Directive:
Scan the listing below and copy every line holding "conjetura".

Data excerpts:

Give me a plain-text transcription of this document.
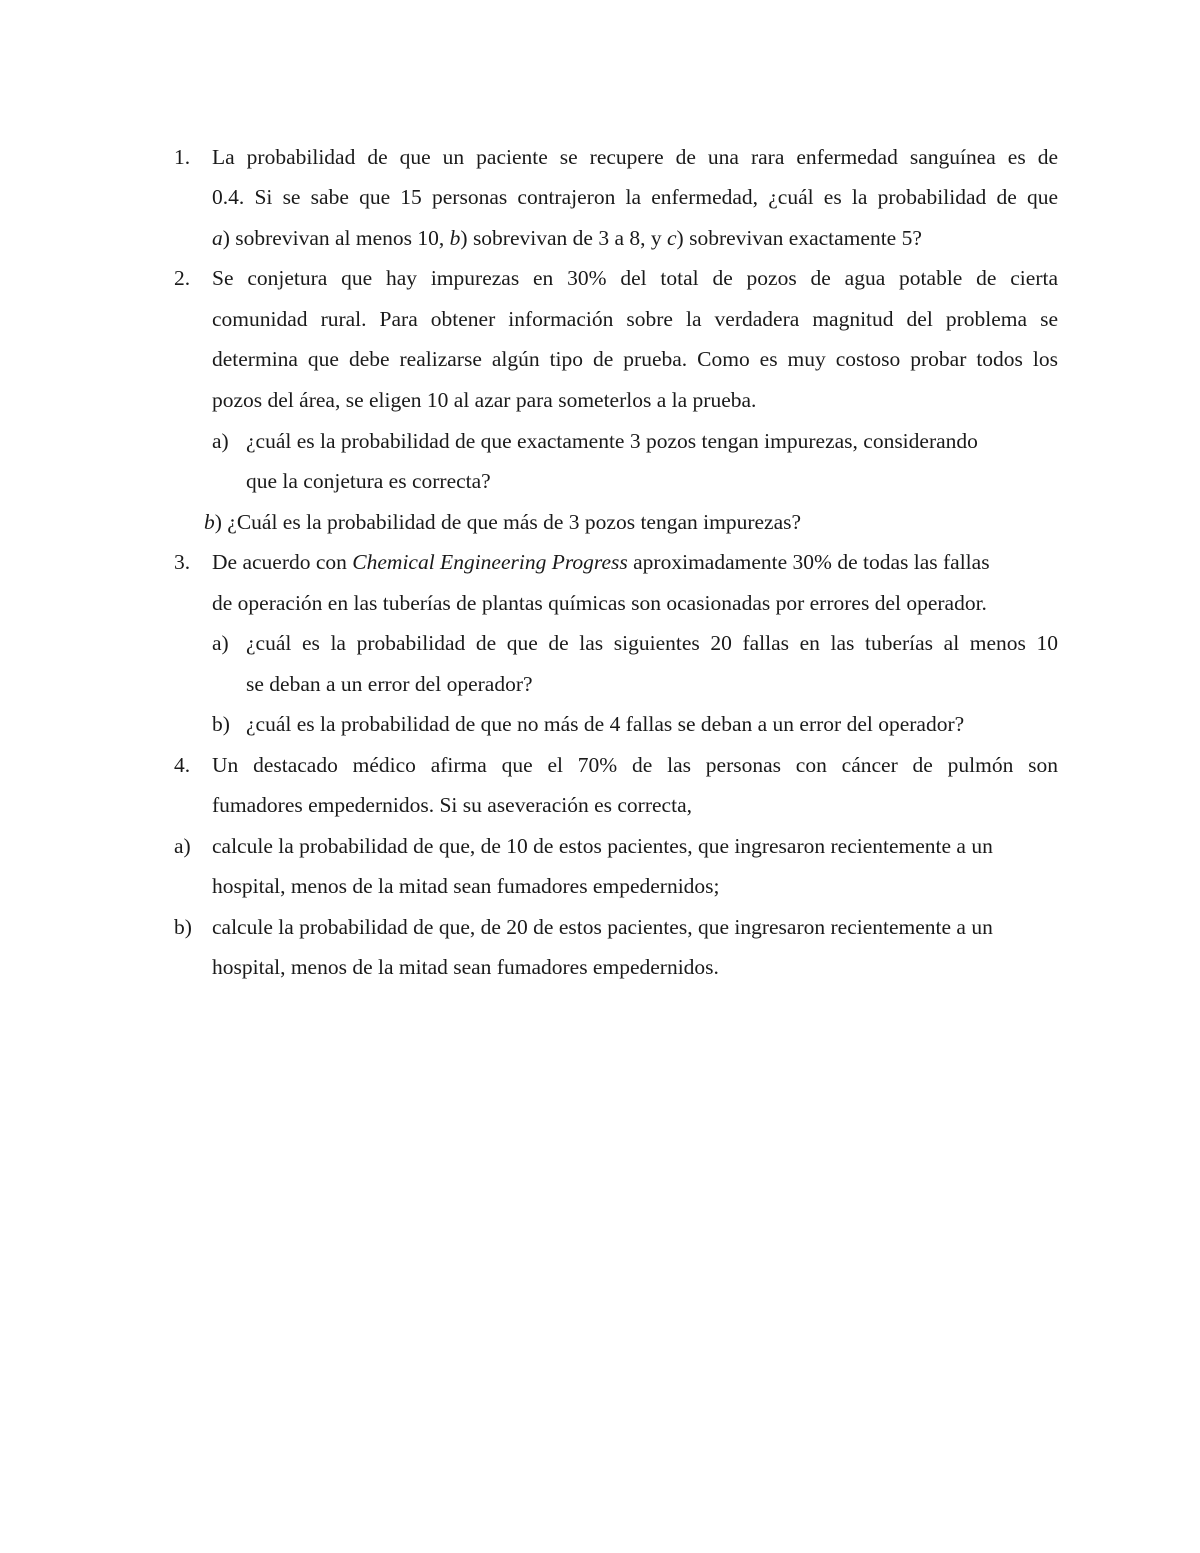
1. La probabilidad de que un paciente se recupere de una rara enfermedad sanguínea es de
0.4. Si se sabe que 15 personas contrajeron la enfermedad, ¿cuál es la probabilidad de que
a) sobrevivan al menos 10, b) sobrevivan de 3 a 8, y c) sobrevivan exactamente 5?
2. Se conjetura que hay impurezas en 30% del total de pozos de agua potable de cierta
comunidad rural. Para obtener información sobre la verdadera magnitud del problema se
determina que debe realizarse algún tipo de prueba. Como es muy costoso probar todos los
pozos del área, se eligen 10 al azar para someterlos a la prueba.
a) ¿cuál es la probabilidad de que exactamente 3 pozos tengan impurezas, considerando
que la conjetura es correcta?
b) ¿Cuál es la probabilidad de que más de 3 pozos tengan impurezas?
3. De acuerdo con Chemical Engineering Progress aproximadamente 30% de todas las fallas
de operación en las tuberías de plantas químicas son ocasionadas por errores del operador.
a) ¿cuál es la probabilidad de que de las siguientes 20 fallas en las tuberías al menos 10
se deban a un error del operador?
b) ¿cuál es la probabilidad de que no más de 4 fallas se deban a un error del operador?
4. Un destacado médico afirma que el 70% de las personas con cáncer de pulmón son
fumadores empedernidos. Si su aseveración es correcta,
a) calcule la probabilidad de que, de 10 de estos pacientes, que ingresaron recientemente a un
hospital, menos de la mitad sean fumadores empedernidos;
b) calcule la probabilidad de que, de 20 de estos pacientes, que ingresaron recientemente a un
hospital, menos de la mitad sean fumadores empedernidos.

Answer for the task:
2. Se conjetura que hay impurezas en 30% del total de pozos de agua potable de cierta
que la conjetura es correcta?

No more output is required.